▶ **Supplied entries**:
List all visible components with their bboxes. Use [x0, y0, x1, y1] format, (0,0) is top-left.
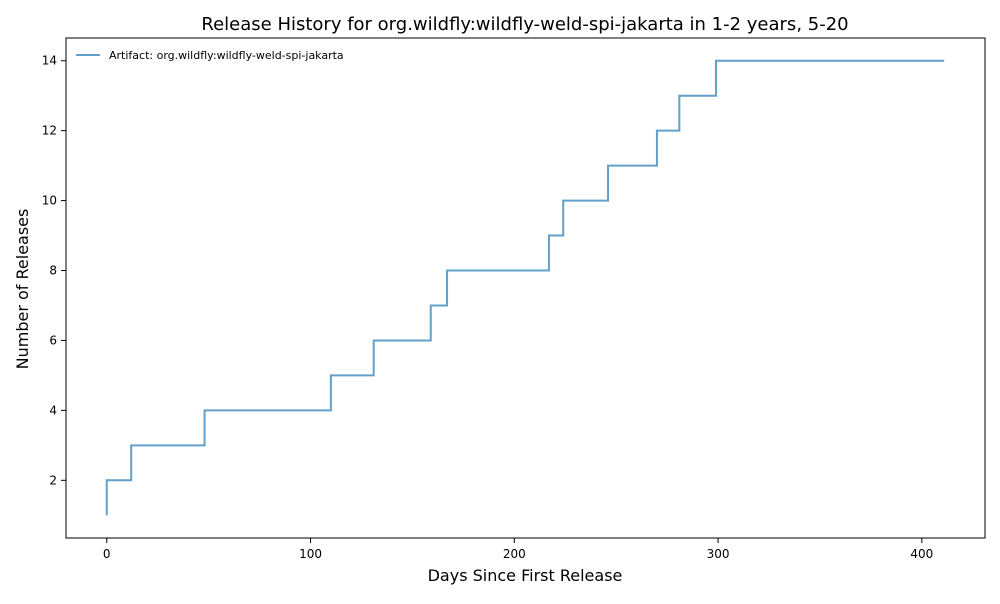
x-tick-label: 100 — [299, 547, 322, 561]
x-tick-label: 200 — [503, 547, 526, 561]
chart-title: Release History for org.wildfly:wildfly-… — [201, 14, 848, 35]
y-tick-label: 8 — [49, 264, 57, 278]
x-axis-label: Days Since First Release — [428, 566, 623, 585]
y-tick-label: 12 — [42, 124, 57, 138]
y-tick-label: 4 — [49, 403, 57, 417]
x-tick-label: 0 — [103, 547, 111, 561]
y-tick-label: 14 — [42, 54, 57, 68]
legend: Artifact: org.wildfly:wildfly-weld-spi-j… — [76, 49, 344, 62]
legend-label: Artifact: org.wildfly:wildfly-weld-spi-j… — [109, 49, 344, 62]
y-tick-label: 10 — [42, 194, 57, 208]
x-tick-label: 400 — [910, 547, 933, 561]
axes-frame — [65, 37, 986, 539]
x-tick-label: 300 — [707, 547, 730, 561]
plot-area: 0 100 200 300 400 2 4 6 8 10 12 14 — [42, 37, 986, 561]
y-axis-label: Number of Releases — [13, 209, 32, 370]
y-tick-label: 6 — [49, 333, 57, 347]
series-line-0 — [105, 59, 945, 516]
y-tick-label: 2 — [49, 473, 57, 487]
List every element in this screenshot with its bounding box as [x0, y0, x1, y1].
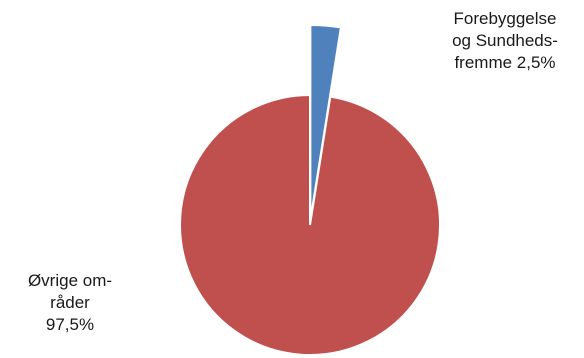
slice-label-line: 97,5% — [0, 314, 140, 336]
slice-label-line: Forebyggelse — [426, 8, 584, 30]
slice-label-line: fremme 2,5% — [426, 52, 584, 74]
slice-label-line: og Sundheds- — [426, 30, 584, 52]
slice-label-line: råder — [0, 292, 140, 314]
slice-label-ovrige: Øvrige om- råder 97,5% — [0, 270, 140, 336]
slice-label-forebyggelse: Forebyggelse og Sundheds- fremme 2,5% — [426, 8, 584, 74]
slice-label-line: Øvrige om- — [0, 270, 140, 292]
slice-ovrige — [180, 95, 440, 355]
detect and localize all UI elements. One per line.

--

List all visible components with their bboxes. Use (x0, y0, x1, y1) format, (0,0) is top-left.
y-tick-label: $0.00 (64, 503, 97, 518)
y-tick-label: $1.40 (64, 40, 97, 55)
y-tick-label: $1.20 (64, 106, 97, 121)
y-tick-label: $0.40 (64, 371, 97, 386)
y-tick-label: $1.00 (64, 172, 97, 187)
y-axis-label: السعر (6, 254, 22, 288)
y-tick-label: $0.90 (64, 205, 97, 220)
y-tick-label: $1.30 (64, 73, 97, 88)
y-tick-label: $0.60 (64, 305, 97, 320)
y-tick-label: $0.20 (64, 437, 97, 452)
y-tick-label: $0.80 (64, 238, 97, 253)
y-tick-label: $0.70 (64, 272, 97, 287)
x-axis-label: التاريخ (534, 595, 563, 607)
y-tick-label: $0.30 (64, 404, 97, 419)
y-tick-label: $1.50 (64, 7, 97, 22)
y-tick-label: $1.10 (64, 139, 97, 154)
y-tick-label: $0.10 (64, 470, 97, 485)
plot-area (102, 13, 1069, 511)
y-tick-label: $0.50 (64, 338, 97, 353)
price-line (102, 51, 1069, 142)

▶ **Short exercise**: Copy out the rows above, starting with the line containing "slice-label-line: 97,5% — [0, 314, 140, 336]" and continuing through the line containing "detect and localize", with nothing changed.

▶ **Written answer**:
slice-label-line: 97,5% — [0, 314, 140, 336]
slice-label-line: Forebyggelse — [426, 8, 584, 30]
slice-label-line: fremme 2,5% — [426, 52, 584, 74]
slice-label-line: og Sundheds- — [426, 30, 584, 52]
slice-label-line: råder — [0, 292, 140, 314]
slice-label-ovrige: Øvrige om- råder 97,5% — [0, 270, 140, 336]
slice-label-forebyggelse: Forebyggelse og Sundheds- fremme 2,5% — [426, 8, 584, 74]
slice-label-line: Øvrige om- — [0, 270, 140, 292]
slice-ovrige — [180, 95, 440, 355]
detect and localize all UI elements. One per line.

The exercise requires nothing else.